### EXERCISE DIRECTIONS:
From the listing below, return each line that includes "color".

_ _ _

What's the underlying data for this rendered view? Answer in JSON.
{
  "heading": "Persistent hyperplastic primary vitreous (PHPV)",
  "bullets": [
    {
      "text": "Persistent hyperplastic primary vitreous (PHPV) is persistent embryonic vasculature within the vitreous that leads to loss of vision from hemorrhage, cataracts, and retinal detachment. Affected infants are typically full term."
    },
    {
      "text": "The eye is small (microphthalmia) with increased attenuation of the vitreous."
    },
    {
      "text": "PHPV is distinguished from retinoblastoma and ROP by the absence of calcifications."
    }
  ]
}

_ _ _

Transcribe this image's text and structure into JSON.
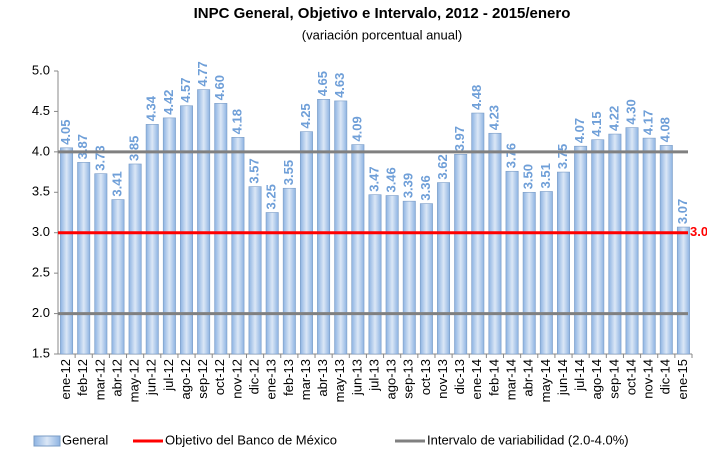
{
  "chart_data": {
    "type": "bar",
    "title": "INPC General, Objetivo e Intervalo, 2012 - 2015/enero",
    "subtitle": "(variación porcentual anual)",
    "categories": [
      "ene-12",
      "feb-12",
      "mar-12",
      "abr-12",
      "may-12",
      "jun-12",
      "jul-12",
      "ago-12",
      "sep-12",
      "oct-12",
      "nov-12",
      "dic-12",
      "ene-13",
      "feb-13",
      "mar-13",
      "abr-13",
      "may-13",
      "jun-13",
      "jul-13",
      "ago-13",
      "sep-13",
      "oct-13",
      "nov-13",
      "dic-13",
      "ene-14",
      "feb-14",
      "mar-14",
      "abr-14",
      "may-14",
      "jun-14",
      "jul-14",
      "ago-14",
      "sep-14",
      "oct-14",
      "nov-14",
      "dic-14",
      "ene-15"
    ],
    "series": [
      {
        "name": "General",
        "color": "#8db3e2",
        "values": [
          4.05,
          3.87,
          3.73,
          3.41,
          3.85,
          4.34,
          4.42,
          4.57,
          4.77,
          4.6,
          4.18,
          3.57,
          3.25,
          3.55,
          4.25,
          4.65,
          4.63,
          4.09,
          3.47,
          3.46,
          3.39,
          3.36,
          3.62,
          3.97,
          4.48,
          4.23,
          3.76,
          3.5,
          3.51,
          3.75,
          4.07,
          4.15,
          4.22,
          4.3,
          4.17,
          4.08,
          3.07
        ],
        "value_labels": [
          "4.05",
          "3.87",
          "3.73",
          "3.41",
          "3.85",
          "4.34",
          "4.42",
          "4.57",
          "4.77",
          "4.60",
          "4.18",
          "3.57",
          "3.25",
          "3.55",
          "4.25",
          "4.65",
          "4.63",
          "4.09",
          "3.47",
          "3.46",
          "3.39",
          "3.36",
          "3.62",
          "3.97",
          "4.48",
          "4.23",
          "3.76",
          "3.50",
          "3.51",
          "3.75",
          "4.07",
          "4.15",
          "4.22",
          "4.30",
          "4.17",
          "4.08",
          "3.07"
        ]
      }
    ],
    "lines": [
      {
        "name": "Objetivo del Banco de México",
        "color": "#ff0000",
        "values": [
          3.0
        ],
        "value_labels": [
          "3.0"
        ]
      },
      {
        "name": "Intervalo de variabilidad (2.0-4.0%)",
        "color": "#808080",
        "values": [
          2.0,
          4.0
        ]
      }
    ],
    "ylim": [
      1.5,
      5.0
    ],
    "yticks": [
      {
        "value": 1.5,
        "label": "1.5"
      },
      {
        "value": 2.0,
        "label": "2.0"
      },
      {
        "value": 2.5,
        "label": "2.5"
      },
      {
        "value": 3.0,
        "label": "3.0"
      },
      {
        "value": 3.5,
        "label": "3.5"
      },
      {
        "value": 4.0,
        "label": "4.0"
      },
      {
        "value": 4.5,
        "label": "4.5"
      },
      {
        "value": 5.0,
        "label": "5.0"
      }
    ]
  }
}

_ _ _

### CORRECT RESULT:
        "color": "#8db3e2",
        "color": "#ff0000",
        "color": "#808080",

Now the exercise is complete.